__Work instructions__: Copy every line from the one containing "Serialize everything readable" through the last line of the records below, both included, and nothing else.

__The records__:
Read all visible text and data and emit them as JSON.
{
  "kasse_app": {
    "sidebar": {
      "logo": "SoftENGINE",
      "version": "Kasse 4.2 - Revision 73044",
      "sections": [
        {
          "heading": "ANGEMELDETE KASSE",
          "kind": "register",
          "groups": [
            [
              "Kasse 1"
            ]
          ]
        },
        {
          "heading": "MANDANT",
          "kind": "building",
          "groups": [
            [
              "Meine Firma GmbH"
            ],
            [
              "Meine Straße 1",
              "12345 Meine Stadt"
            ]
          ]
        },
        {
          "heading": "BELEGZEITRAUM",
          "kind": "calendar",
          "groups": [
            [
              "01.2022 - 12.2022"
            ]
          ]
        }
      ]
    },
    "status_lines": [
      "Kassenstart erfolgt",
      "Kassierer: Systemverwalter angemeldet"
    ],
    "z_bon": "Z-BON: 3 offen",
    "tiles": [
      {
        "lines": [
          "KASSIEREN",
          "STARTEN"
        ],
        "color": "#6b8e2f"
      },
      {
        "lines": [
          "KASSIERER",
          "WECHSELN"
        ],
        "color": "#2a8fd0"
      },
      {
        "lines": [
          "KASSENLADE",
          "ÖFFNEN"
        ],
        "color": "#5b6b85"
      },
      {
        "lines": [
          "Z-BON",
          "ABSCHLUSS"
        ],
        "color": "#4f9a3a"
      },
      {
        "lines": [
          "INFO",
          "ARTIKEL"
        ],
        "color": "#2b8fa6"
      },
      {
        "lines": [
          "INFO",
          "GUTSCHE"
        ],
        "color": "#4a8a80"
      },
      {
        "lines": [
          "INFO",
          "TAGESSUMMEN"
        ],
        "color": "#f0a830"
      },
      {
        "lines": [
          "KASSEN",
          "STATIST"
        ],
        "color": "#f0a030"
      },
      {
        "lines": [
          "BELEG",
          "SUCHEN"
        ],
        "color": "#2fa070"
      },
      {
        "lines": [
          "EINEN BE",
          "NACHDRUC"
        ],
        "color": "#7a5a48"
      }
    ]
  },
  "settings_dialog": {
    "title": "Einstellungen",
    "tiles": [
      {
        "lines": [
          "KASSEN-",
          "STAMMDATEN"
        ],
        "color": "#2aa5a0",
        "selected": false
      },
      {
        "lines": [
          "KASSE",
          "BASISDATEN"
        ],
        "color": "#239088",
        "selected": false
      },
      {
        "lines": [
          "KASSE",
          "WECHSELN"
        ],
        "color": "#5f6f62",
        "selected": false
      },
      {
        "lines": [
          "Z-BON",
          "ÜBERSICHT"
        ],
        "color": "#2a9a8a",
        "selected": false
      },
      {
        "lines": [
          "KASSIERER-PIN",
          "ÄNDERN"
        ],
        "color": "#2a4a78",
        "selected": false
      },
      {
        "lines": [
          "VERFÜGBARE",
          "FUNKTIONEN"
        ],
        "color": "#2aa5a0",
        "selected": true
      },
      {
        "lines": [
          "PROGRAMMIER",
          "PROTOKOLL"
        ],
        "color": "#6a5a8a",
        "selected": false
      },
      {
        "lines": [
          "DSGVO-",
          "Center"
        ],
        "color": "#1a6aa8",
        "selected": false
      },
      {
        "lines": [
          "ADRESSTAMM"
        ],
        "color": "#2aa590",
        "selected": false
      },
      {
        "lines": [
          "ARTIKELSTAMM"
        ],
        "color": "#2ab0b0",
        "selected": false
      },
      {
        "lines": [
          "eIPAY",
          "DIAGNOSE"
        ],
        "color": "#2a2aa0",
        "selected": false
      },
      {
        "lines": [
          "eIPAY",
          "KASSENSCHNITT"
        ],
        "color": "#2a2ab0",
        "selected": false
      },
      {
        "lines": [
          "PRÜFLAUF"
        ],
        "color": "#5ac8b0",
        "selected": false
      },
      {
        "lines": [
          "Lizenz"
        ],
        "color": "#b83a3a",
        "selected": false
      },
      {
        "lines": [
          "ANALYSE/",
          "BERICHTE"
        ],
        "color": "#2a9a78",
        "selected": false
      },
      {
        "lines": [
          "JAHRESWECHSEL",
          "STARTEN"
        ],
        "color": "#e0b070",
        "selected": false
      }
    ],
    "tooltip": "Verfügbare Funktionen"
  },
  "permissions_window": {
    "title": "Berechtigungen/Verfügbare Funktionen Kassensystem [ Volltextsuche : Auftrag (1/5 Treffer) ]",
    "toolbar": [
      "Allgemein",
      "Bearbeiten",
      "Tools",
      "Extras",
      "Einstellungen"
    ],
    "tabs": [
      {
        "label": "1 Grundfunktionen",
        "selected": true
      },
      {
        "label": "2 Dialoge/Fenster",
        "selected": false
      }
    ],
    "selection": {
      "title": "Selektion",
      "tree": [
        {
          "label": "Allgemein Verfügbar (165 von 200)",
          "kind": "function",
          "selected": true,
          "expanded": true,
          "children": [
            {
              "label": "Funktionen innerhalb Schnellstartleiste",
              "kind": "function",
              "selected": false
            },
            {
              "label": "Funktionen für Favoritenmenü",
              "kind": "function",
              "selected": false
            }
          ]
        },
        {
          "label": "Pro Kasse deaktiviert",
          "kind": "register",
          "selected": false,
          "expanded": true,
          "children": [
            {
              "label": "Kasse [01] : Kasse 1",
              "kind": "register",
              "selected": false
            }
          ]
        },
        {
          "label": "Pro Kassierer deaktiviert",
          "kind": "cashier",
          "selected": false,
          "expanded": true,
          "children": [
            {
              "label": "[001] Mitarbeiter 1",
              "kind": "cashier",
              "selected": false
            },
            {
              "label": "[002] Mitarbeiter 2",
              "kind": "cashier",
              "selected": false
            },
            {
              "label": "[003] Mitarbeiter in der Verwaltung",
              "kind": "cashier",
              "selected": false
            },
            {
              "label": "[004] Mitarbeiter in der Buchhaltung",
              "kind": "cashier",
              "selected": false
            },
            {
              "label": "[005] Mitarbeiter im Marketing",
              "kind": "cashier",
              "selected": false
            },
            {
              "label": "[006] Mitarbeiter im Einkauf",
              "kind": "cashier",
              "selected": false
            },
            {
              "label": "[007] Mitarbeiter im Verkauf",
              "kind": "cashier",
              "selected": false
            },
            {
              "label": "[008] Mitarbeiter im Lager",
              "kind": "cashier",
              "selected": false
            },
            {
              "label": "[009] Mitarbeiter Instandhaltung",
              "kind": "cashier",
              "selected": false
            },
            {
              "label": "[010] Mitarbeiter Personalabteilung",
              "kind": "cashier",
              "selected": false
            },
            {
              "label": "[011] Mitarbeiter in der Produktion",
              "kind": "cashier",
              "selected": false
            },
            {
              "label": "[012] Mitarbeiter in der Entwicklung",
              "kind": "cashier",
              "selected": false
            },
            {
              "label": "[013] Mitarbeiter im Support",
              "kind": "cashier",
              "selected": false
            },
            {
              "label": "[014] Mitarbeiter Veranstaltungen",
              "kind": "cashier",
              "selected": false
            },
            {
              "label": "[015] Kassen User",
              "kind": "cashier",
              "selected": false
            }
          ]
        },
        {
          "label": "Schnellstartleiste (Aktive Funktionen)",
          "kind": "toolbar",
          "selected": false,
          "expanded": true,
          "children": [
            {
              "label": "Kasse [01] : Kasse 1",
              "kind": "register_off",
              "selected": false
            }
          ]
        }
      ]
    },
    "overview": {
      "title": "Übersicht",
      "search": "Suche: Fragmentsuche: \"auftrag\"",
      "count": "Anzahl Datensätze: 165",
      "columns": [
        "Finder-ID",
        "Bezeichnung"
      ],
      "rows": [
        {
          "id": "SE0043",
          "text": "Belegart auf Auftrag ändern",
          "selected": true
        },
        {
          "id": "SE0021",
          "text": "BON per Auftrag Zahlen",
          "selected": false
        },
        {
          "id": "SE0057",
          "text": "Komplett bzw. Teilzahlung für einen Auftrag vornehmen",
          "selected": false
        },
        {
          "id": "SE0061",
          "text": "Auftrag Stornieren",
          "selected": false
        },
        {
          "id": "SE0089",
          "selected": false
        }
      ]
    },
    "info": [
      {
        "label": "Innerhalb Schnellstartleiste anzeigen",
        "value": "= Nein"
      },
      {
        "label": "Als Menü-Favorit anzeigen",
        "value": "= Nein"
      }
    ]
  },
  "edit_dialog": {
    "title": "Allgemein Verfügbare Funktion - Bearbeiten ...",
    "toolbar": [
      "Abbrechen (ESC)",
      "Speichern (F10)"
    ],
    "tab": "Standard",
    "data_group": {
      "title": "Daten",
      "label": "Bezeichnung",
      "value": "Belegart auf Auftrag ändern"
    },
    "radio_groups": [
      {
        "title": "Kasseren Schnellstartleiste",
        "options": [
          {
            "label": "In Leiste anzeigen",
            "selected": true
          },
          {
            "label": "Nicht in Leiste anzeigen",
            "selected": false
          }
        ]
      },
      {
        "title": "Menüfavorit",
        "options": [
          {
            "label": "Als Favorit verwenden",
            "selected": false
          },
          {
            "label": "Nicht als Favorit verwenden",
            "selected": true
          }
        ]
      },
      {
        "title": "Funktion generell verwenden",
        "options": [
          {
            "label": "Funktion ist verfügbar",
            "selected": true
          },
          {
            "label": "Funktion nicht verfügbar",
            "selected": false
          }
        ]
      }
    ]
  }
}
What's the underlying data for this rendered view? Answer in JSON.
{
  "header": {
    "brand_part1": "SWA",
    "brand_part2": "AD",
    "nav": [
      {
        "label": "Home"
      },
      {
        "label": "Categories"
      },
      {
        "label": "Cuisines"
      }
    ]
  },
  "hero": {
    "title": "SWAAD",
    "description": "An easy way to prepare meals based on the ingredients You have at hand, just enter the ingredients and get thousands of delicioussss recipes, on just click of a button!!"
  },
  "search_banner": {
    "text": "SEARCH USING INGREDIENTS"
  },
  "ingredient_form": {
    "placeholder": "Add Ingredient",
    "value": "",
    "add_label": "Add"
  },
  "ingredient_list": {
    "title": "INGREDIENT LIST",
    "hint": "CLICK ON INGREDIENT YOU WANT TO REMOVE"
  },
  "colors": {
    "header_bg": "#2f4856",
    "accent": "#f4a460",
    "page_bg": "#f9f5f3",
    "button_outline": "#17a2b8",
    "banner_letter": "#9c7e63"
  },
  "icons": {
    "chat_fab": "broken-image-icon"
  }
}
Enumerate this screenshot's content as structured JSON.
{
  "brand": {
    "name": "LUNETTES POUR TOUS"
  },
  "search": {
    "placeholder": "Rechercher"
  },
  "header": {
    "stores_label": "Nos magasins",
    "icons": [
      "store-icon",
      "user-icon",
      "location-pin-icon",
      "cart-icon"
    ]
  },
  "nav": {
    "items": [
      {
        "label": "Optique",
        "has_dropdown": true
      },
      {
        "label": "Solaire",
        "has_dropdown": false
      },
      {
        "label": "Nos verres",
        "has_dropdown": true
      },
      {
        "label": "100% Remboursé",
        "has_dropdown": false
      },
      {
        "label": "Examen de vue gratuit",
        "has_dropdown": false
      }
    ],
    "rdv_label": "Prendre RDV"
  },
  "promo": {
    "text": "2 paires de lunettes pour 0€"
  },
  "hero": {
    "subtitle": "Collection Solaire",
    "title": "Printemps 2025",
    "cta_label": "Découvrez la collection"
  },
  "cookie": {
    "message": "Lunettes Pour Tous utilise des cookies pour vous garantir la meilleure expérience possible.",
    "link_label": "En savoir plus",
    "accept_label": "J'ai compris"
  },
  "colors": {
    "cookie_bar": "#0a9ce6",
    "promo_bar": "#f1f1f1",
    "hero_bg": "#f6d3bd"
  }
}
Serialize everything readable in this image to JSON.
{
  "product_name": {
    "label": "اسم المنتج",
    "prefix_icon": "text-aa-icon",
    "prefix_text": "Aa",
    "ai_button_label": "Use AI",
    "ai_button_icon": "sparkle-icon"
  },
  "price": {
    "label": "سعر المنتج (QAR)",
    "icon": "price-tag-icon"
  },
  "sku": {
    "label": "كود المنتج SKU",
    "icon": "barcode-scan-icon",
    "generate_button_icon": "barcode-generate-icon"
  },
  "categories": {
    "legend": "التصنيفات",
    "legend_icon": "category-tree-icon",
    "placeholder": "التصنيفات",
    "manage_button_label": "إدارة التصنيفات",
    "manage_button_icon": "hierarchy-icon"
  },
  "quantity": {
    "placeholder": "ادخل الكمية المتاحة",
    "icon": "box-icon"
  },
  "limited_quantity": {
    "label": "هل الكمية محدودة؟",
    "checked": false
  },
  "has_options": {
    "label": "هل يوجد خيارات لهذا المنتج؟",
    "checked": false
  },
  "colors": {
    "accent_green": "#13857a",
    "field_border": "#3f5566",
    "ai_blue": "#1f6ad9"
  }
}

__Task output__:
Serialize everything readable in this image to JSON.
{
  "product_name": {
    "label": "اسم المنتج",
    "prefix_icon": "text-aa-icon",
    "prefix_text": "Aa",
    "ai_button_label": "Use AI",
    "ai_button_icon": "sparkle-icon"
  },
  "price": {
    "label": "سعر المنتج (QAR)",
    "icon": "price-tag-icon"
  },
  "sku": {
    "label": "كود المنتج SKU",
    "icon": "barcode-scan-icon",
    "generate_button_icon": "barcode-generate-icon"
  },
  "categories": {
    "legend": "التصنيفات",
    "legend_icon": "category-tree-icon",
    "placeholder": "التصنيفات",
    "manage_button_label": "إدارة التصنيفات",
    "manage_button_icon": "hierarchy-icon"
  },
  "quantity": {
    "placeholder": "ادخل الكمية المتاحة",
    "icon": "box-icon"
  },
  "limited_quantity": {
    "label": "هل الكمية محدودة؟",
    "checked": false
  },
  "has_options": {
    "label": "هل يوجد خيارات لهذا المنتج؟",
    "checked": false
  },
  "colors": {
    "accent_green": "#13857a",
    "field_border": "#3f5566",
    "ai_blue": "#1f6ad9"
  }
}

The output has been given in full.